> **WHAT IS ASKED**: Omit all images. Transcribe the rest of the material below exactly.

> **SUPPLIED DATA**:
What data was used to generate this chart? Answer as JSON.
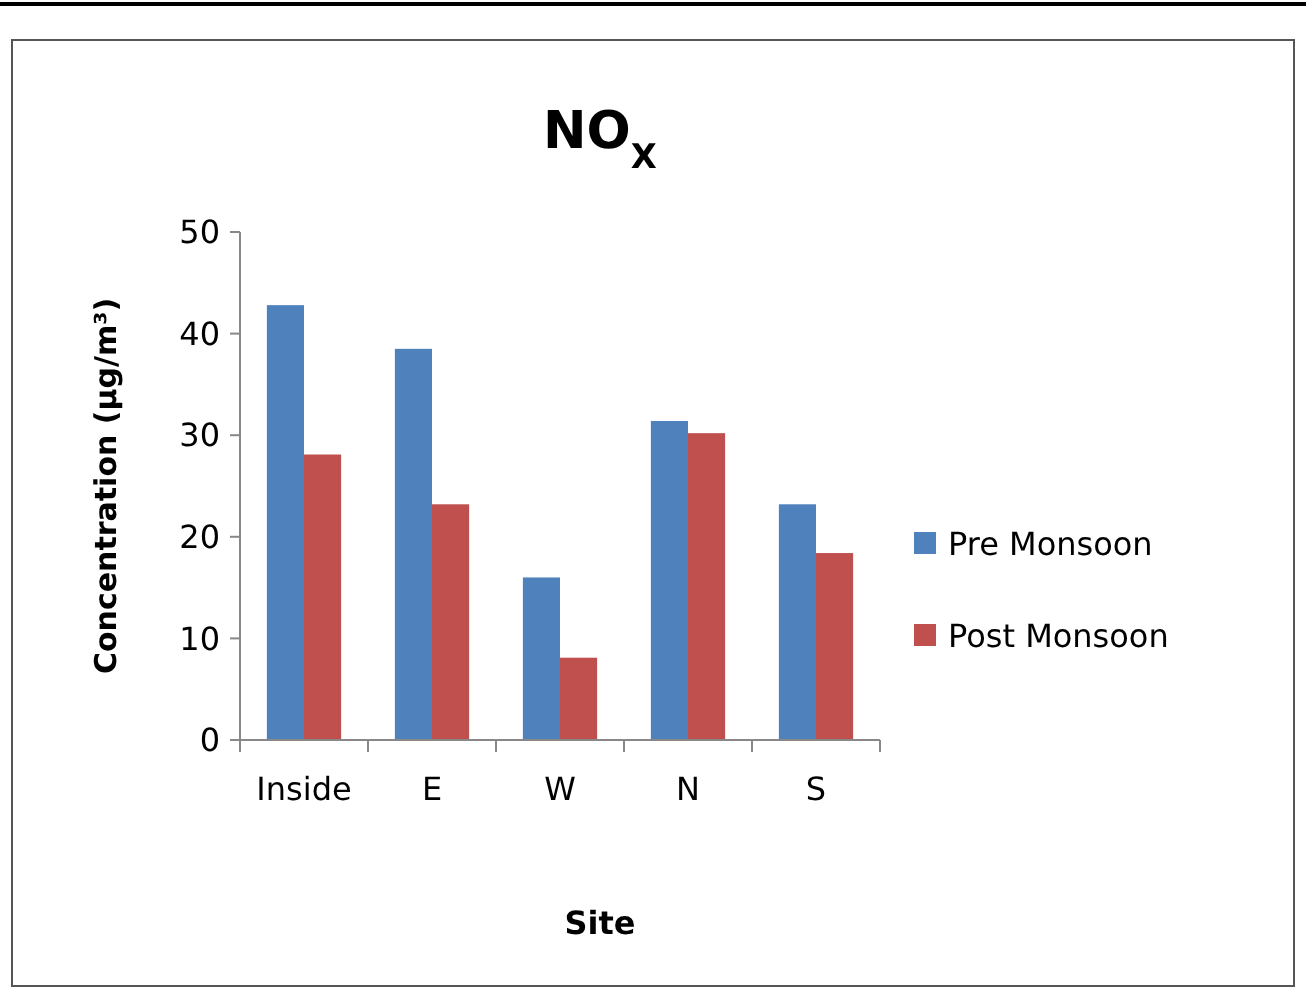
{
  "chart_data": {
    "type": "bar",
    "title": "NO$_{X}$",
    "xlabel": "Site",
    "ylabel": "Concentration (µg/m³)",
    "categories": [
      "Inside",
      "E",
      "W",
      "N",
      "S"
    ],
    "series": [
      {
        "name": "Pre Monsoon",
        "color": "#4f81bd",
        "values": [
          42.8,
          38.5,
          16.0,
          31.4,
          23.2
        ]
      },
      {
        "name": "Post Monsoon",
        "color": "#c0504d",
        "values": [
          28.1,
          23.2,
          8.1,
          30.2,
          18.4
        ]
      }
    ],
    "ylim": [
      0,
      50
    ],
    "yticks": [
      0,
      10,
      20,
      30,
      40,
      50
    ],
    "grid": false,
    "legend": "right"
  }
}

> **COMPLETED TASK**:
What data was used to generate this chart? Answer as JSON.
{
  "chart_data": {
    "type": "bar",
    "title": "NO$_{X}$",
    "xlabel": "Site",
    "ylabel": "Concentration (µg/m³)",
    "categories": [
      "Inside",
      "E",
      "W",
      "N",
      "S"
    ],
    "series": [
      {
        "name": "Pre Monsoon",
        "color": "#4f81bd",
        "values": [
          42.8,
          38.5,
          16.0,
          31.4,
          23.2
        ]
      },
      {
        "name": "Post Monsoon",
        "color": "#c0504d",
        "values": [
          28.1,
          23.2,
          8.1,
          30.2,
          18.4
        ]
      }
    ],
    "ylim": [
      0,
      50
    ],
    "yticks": [
      0,
      10,
      20,
      30,
      40,
      50
    ],
    "grid": false,
    "legend": "right"
  }
}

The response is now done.